_THE PROBLEM_
Your task is to repeat all of the data exactly while excluding the pictures.

_RECORDS FOR PROCESSING_
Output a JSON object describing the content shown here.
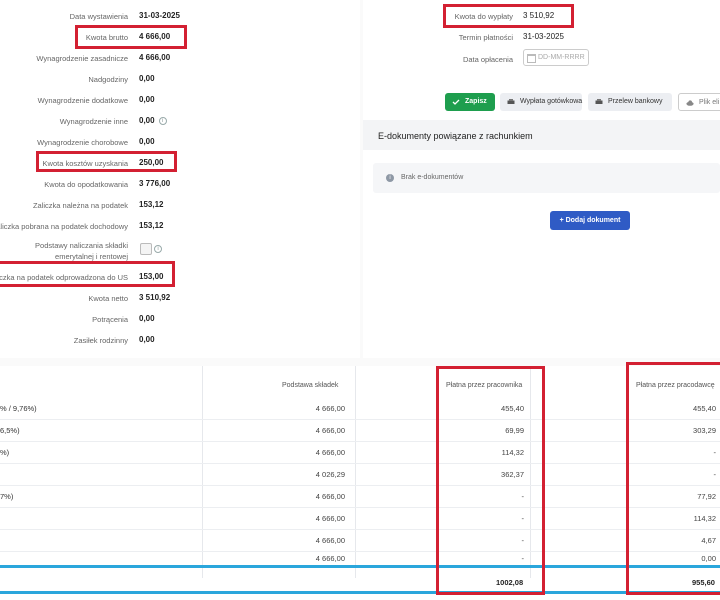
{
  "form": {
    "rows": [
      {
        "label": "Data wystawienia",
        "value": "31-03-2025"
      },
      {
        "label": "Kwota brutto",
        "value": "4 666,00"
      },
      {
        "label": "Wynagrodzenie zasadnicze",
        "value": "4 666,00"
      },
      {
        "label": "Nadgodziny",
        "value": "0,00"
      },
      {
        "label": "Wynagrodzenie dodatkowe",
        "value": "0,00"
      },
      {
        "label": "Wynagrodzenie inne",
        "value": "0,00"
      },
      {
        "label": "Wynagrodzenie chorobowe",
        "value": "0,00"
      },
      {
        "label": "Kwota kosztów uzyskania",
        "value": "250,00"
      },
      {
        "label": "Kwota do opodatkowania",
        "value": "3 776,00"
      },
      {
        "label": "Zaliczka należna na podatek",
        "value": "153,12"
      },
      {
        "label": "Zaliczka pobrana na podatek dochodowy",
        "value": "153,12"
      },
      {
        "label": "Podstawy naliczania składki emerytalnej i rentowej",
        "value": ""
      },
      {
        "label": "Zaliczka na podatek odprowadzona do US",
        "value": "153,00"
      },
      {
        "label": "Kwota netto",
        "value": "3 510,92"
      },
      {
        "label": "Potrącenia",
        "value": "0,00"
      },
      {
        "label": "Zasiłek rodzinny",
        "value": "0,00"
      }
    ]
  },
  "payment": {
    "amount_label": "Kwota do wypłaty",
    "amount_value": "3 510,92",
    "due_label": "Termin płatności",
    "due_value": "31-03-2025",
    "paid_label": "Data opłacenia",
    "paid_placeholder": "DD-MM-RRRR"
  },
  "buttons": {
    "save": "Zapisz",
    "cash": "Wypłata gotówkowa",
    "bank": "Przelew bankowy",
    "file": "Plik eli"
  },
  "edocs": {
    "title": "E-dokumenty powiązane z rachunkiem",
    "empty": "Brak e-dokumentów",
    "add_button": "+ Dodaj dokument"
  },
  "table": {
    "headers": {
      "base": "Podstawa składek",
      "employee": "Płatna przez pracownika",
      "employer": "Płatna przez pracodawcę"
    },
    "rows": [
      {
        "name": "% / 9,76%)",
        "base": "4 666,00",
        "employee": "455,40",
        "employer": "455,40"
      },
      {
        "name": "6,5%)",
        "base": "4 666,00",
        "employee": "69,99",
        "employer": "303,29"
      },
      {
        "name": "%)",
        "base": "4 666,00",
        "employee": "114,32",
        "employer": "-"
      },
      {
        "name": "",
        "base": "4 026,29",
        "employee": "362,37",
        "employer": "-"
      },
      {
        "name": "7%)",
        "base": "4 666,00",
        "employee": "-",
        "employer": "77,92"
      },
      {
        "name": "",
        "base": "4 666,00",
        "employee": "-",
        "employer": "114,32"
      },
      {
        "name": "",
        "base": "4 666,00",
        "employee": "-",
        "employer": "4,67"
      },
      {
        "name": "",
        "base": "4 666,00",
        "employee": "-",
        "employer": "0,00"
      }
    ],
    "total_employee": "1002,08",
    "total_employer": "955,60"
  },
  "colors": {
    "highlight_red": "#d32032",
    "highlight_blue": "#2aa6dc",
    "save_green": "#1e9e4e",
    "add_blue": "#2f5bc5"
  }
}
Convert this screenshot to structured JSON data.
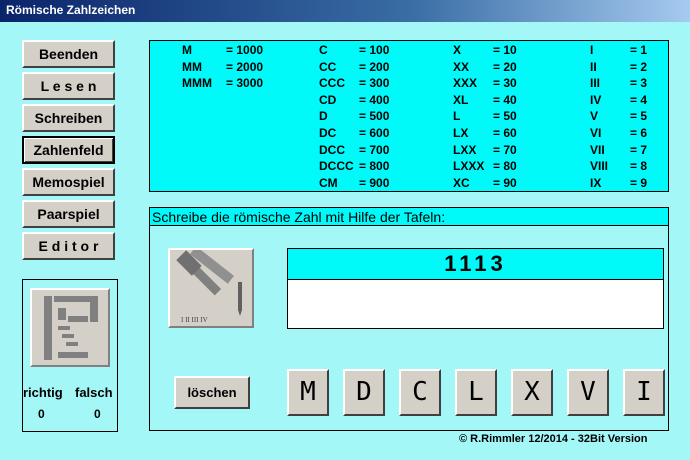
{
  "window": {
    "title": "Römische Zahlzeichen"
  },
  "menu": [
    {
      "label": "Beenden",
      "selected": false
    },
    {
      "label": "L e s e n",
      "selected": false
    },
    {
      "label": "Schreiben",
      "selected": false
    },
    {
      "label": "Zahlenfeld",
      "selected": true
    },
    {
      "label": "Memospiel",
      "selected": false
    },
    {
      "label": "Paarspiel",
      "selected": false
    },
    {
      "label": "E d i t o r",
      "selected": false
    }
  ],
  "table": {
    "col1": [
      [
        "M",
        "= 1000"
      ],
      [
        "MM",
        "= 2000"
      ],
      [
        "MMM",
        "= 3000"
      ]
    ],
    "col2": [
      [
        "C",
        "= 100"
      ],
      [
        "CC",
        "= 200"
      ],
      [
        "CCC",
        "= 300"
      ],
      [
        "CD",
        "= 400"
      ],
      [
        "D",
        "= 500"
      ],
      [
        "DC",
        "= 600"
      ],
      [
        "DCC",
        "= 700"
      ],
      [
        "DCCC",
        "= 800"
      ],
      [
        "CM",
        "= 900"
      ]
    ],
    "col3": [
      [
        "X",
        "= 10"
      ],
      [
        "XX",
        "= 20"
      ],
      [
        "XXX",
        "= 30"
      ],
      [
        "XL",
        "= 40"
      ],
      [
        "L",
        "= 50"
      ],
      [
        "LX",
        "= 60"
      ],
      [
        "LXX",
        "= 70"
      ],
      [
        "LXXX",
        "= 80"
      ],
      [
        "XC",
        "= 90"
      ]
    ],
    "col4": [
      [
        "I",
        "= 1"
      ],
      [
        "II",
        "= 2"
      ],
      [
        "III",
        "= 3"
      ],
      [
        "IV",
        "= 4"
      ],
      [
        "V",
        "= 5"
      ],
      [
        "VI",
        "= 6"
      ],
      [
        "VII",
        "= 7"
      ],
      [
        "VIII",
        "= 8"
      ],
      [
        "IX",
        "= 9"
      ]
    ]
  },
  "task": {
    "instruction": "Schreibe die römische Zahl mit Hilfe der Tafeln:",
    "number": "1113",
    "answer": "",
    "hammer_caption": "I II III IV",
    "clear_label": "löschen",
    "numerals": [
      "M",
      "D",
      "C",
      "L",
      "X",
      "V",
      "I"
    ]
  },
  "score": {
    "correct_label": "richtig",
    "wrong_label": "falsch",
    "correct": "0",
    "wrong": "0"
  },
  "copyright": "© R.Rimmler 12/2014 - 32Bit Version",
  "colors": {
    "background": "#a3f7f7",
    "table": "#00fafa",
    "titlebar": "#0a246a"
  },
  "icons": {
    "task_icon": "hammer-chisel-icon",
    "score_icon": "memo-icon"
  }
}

_FINISHED TASK_
Output a JSON object describing the content shown here.
{
  "form": {
    "rows": [
      {
        "label": "Data wystawienia",
        "value": "31-03-2025"
      },
      {
        "label": "Kwota brutto",
        "value": "4 666,00"
      },
      {
        "label": "Wynagrodzenie zasadnicze",
        "value": "4 666,00"
      },
      {
        "label": "Nadgodziny",
        "value": "0,00"
      },
      {
        "label": "Wynagrodzenie dodatkowe",
        "value": "0,00"
      },
      {
        "label": "Wynagrodzenie inne",
        "value": "0,00"
      },
      {
        "label": "Wynagrodzenie chorobowe",
        "value": "0,00"
      },
      {
        "label": "Kwota kosztów uzyskania",
        "value": "250,00"
      },
      {
        "label": "Kwota do opodatkowania",
        "value": "3 776,00"
      },
      {
        "label": "Zaliczka należna na podatek",
        "value": "153,12"
      },
      {
        "label": "Zaliczka pobrana na podatek dochodowy",
        "value": "153,12"
      },
      {
        "label": "Podstawy naliczania składki emerytalnej i rentowej",
        "value": ""
      },
      {
        "label": "Zaliczka na podatek odprowadzona do US",
        "value": "153,00"
      },
      {
        "label": "Kwota netto",
        "value": "3 510,92"
      },
      {
        "label": "Potrącenia",
        "value": "0,00"
      },
      {
        "label": "Zasiłek rodzinny",
        "value": "0,00"
      }
    ]
  },
  "payment": {
    "amount_label": "Kwota do wypłaty",
    "amount_value": "3 510,92",
    "due_label": "Termin płatności",
    "due_value": "31-03-2025",
    "paid_label": "Data opłacenia",
    "paid_placeholder": "DD-MM-RRRR"
  },
  "buttons": {
    "save": "Zapisz",
    "cash": "Wypłata gotówkowa",
    "bank": "Przelew bankowy",
    "file": "Plik eli"
  },
  "edocs": {
    "title": "E-dokumenty powiązane z rachunkiem",
    "empty": "Brak e-dokumentów",
    "add_button": "+ Dodaj dokument"
  },
  "table": {
    "headers": {
      "base": "Podstawa składek",
      "employee": "Płatna przez pracownika",
      "employer": "Płatna przez pracodawcę"
    },
    "rows": [
      {
        "name": "% / 9,76%)",
        "base": "4 666,00",
        "employee": "455,40",
        "employer": "455,40"
      },
      {
        "name": "6,5%)",
        "base": "4 666,00",
        "employee": "69,99",
        "employer": "303,29"
      },
      {
        "name": "%)",
        "base": "4 666,00",
        "employee": "114,32",
        "employer": "-"
      },
      {
        "name": "",
        "base": "4 026,29",
        "employee": "362,37",
        "employer": "-"
      },
      {
        "name": "7%)",
        "base": "4 666,00",
        "employee": "-",
        "employer": "77,92"
      },
      {
        "name": "",
        "base": "4 666,00",
        "employee": "-",
        "employer": "114,32"
      },
      {
        "name": "",
        "base": "4 666,00",
        "employee": "-",
        "employer": "4,67"
      },
      {
        "name": "",
        "base": "4 666,00",
        "employee": "-",
        "employer": "0,00"
      }
    ],
    "total_employee": "1002,08",
    "total_employer": "955,60"
  },
  "colors": {
    "highlight_red": "#d32032",
    "highlight_blue": "#2aa6dc",
    "save_green": "#1e9e4e",
    "add_blue": "#2f5bc5"
  }
}
Convert this screenshot to structured JSON data.
{
  "window": {
    "title": "Römische Zahlzeichen"
  },
  "menu": [
    {
      "label": "Beenden",
      "selected": false
    },
    {
      "label": "L e s e n",
      "selected": false
    },
    {
      "label": "Schreiben",
      "selected": false
    },
    {
      "label": "Zahlenfeld",
      "selected": true
    },
    {
      "label": "Memospiel",
      "selected": false
    },
    {
      "label": "Paarspiel",
      "selected": false
    },
    {
      "label": "E d i t o r",
      "selected": false
    }
  ],
  "table": {
    "col1": [
      [
        "M",
        "= 1000"
      ],
      [
        "MM",
        "= 2000"
      ],
      [
        "MMM",
        "= 3000"
      ]
    ],
    "col2": [
      [
        "C",
        "= 100"
      ],
      [
        "CC",
        "= 200"
      ],
      [
        "CCC",
        "= 300"
      ],
      [
        "CD",
        "= 400"
      ],
      [
        "D",
        "= 500"
      ],
      [
        "DC",
        "= 600"
      ],
      [
        "DCC",
        "= 700"
      ],
      [
        "DCCC",
        "= 800"
      ],
      [
        "CM",
        "= 900"
      ]
    ],
    "col3": [
      [
        "X",
        "= 10"
      ],
      [
        "XX",
        "= 20"
      ],
      [
        "XXX",
        "= 30"
      ],
      [
        "XL",
        "= 40"
      ],
      [
        "L",
        "= 50"
      ],
      [
        "LX",
        "= 60"
      ],
      [
        "LXX",
        "= 70"
      ],
      [
        "LXXX",
        "= 80"
      ],
      [
        "XC",
        "= 90"
      ]
    ],
    "col4": [
      [
        "I",
        "= 1"
      ],
      [
        "II",
        "= 2"
      ],
      [
        "III",
        "= 3"
      ],
      [
        "IV",
        "= 4"
      ],
      [
        "V",
        "= 5"
      ],
      [
        "VI",
        "= 6"
      ],
      [
        "VII",
        "= 7"
      ],
      [
        "VIII",
        "= 8"
      ],
      [
        "IX",
        "= 9"
      ]
    ]
  },
  "task": {
    "instruction": "Schreibe die römische Zahl mit Hilfe der Tafeln:",
    "number": "1113",
    "answer": "",
    "hammer_caption": "I II III IV",
    "clear_label": "löschen",
    "numerals": [
      "M",
      "D",
      "C",
      "L",
      "X",
      "V",
      "I"
    ]
  },
  "score": {
    "correct_label": "richtig",
    "wrong_label": "falsch",
    "correct": "0",
    "wrong": "0"
  },
  "copyright": "© R.Rimmler 12/2014 - 32Bit Version",
  "colors": {
    "background": "#a3f7f7",
    "table": "#00fafa",
    "titlebar": "#0a246a"
  },
  "icons": {
    "task_icon": "hammer-chisel-icon",
    "score_icon": "memo-icon"
  }
}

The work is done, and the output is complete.